• WHAT THE EXERCISE ASKS
Records follow. Pull out every line that contains "Губернатора".

• DATA SUPPLIED
=======

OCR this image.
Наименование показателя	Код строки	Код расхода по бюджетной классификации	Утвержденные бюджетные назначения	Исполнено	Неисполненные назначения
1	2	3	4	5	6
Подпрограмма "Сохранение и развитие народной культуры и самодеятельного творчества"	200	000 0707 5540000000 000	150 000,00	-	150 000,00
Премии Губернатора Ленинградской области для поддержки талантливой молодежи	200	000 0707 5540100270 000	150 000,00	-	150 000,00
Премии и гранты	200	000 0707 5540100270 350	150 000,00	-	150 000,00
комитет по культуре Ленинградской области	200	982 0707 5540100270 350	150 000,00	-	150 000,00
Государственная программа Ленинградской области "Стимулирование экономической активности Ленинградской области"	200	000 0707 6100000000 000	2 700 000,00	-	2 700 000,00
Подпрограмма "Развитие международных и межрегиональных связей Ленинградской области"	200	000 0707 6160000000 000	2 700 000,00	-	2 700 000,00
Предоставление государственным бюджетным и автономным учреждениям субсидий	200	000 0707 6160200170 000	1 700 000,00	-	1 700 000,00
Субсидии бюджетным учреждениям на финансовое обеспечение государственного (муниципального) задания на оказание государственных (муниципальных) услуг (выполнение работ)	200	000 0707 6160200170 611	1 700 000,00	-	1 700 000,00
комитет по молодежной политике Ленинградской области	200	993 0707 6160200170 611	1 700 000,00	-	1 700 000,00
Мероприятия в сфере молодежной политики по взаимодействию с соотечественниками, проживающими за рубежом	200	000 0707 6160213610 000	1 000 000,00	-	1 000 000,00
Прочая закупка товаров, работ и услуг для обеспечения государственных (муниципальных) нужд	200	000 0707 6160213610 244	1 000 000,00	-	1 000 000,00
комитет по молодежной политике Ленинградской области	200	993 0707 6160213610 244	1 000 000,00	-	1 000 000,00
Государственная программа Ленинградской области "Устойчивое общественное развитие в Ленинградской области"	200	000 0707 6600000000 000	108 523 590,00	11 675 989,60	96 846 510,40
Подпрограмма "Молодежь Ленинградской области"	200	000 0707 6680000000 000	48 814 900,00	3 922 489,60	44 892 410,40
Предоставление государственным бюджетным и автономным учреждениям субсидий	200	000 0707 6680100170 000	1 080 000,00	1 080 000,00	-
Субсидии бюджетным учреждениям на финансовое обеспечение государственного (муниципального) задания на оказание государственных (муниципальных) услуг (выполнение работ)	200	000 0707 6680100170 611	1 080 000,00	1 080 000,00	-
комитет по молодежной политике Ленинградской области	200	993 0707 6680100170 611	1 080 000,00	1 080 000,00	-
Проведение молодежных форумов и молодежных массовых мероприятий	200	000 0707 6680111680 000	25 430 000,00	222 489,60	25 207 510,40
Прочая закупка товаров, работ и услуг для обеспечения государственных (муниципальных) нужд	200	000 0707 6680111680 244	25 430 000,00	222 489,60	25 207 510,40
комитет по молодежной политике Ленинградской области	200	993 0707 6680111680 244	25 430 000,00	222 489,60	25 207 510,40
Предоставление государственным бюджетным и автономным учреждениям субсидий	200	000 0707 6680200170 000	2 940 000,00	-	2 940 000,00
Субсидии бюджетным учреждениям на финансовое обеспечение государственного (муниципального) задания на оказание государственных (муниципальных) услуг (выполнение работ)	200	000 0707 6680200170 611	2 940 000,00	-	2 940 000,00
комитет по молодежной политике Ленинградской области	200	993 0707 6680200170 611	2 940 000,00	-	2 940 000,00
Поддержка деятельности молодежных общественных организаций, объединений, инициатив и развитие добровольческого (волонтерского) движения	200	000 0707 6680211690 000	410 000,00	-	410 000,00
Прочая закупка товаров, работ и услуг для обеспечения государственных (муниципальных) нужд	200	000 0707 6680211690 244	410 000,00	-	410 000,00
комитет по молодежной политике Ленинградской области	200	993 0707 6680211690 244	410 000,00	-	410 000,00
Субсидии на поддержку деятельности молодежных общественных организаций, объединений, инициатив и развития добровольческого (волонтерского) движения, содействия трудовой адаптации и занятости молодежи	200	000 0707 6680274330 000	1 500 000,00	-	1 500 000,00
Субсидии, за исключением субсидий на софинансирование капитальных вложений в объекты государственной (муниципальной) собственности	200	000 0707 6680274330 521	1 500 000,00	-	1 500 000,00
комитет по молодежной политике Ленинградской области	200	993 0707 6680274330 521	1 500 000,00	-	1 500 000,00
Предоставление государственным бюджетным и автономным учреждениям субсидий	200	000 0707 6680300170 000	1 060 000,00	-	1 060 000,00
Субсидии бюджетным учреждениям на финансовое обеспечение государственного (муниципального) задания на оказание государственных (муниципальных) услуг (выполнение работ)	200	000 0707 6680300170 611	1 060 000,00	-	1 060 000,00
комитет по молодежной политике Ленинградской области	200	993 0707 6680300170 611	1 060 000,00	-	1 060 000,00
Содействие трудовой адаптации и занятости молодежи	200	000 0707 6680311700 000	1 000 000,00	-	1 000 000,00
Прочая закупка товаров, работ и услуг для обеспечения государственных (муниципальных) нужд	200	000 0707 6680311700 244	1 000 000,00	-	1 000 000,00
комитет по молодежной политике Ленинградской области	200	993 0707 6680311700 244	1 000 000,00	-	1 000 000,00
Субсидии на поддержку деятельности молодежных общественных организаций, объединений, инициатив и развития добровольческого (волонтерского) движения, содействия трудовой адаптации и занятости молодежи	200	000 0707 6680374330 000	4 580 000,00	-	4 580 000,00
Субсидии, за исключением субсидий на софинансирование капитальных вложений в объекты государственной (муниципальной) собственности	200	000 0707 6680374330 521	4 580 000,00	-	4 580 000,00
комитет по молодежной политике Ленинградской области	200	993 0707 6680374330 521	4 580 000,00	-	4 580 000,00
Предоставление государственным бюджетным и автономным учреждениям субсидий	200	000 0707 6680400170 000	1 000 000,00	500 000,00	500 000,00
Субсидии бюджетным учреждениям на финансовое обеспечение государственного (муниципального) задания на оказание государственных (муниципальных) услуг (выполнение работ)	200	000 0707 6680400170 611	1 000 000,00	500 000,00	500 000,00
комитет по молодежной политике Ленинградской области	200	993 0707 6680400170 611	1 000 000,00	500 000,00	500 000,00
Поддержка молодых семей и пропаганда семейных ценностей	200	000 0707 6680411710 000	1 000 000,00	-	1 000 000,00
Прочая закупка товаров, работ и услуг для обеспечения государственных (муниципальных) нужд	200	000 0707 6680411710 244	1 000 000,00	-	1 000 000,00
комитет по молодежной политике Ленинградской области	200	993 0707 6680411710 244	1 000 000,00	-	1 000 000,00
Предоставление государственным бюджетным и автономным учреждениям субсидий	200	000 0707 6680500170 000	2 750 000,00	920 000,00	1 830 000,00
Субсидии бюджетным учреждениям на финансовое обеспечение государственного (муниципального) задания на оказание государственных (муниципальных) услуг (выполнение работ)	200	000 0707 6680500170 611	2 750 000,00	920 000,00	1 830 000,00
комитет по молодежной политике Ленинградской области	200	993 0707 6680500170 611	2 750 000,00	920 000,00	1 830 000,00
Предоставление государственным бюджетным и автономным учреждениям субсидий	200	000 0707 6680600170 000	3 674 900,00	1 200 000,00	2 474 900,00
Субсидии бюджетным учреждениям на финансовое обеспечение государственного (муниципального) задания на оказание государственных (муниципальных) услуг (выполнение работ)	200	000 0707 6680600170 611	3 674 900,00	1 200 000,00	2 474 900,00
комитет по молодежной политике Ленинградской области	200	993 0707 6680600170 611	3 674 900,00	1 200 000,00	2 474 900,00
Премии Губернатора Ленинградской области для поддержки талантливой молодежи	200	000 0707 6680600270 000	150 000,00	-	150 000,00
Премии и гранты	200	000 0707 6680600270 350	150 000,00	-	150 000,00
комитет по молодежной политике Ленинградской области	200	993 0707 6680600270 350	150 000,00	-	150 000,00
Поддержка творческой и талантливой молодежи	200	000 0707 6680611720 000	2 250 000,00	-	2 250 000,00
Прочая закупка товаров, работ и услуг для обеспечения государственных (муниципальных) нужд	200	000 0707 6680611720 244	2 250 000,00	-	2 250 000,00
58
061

=======

• SOLUTION
Премии Губернатора Ленинградской области для поддержки талантливой молодежи	200	000 0707 5540100270 000	150 000,00	-	150 000,00
Премии Губернатора Ленинградской области для поддержки талантливой молодежи	200	000 0707 6680600270 000	150 000,00	-	150 000,00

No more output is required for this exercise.